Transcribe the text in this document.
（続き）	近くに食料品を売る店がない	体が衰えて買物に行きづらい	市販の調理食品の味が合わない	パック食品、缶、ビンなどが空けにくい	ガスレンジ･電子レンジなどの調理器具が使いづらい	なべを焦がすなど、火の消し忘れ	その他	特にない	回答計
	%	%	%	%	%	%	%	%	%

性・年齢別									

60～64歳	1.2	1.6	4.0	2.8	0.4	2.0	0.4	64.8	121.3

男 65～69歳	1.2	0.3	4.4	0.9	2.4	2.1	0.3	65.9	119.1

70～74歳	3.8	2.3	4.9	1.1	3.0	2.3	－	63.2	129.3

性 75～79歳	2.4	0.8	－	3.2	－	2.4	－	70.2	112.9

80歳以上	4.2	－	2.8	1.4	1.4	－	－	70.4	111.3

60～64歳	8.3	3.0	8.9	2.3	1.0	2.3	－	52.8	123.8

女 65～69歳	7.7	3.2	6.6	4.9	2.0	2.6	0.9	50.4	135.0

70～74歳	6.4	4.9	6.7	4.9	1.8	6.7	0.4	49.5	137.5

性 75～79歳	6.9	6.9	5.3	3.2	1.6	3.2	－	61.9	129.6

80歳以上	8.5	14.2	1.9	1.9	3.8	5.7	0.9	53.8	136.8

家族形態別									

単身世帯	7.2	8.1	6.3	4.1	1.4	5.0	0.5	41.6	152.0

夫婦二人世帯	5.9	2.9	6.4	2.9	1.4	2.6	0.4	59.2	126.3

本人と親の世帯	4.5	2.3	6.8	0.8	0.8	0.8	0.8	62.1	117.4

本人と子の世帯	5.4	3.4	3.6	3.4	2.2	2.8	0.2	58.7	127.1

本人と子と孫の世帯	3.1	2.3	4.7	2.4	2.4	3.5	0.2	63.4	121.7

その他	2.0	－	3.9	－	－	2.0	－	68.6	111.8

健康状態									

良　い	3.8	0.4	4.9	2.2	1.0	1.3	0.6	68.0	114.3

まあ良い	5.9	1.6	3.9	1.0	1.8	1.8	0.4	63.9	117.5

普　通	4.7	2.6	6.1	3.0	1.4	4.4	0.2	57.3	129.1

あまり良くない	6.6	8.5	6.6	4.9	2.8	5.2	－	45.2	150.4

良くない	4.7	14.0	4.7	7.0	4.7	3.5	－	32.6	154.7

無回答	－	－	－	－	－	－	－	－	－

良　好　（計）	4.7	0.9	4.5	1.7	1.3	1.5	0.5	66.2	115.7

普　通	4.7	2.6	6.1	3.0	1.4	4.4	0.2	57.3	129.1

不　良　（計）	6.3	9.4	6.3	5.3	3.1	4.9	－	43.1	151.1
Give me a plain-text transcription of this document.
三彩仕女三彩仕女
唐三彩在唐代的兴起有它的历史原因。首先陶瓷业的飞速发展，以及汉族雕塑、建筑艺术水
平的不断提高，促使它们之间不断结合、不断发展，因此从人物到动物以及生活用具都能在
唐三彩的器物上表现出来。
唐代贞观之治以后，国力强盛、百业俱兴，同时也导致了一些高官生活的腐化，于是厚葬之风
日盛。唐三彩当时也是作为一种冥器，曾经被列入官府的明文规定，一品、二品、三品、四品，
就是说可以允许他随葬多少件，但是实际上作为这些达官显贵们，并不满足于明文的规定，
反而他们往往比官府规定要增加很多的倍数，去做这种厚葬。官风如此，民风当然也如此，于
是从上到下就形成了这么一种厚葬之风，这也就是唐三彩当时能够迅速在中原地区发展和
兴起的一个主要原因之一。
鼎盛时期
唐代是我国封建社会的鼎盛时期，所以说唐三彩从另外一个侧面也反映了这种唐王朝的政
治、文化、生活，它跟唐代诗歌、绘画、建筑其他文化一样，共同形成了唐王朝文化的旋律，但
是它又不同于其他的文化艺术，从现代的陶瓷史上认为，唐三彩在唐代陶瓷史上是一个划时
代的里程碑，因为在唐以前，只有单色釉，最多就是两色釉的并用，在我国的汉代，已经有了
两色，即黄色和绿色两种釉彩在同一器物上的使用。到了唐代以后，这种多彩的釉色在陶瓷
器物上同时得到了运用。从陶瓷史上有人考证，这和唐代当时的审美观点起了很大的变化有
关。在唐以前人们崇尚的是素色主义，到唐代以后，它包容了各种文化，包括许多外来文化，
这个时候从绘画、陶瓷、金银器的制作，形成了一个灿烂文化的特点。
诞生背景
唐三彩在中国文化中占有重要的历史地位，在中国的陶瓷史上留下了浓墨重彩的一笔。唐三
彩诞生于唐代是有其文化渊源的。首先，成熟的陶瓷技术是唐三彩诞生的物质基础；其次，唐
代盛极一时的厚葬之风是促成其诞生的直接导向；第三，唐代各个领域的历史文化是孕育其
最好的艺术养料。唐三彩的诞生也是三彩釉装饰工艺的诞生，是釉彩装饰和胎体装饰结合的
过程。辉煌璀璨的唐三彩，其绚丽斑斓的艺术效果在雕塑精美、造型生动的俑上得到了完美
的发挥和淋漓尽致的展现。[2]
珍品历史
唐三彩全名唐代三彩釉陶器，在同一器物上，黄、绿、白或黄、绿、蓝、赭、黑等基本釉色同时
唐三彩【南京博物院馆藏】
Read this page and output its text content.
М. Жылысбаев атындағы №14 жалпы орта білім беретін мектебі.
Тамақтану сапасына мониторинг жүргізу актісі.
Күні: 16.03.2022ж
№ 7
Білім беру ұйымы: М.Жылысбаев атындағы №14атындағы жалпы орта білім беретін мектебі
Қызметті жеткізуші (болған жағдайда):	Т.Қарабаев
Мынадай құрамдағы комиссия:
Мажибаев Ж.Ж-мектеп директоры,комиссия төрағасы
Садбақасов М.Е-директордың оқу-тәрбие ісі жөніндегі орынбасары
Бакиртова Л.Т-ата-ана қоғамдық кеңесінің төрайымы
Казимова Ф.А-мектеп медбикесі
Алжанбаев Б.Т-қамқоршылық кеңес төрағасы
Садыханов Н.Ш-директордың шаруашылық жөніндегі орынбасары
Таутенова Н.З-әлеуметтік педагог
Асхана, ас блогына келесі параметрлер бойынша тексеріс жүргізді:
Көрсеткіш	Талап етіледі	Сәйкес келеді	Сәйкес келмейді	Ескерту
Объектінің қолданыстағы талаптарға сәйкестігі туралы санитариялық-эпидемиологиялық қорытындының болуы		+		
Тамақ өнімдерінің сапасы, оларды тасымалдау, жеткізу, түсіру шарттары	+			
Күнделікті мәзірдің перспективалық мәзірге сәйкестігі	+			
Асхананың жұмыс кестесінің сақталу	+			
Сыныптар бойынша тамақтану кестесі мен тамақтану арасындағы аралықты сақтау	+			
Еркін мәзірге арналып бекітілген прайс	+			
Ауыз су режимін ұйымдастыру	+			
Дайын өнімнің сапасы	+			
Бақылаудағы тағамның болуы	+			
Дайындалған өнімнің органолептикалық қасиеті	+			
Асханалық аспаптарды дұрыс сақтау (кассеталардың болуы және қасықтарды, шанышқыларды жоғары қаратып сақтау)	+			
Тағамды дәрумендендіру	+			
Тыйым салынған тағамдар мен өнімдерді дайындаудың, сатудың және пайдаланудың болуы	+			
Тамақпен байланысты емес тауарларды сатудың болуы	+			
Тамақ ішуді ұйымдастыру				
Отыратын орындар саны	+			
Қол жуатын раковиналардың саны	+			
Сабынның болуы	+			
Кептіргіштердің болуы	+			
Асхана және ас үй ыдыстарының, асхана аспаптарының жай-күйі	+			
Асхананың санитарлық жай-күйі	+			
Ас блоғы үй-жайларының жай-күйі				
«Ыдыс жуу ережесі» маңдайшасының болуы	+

**Work instructions**
Pick out every line with the string "мәзірге" and copy it.

**Solution below**
Күнделікті мәзірдің перспективалық мәзірге сәйкестігі	+			
Еркін мәзірге арналып бекітілген прайс	+			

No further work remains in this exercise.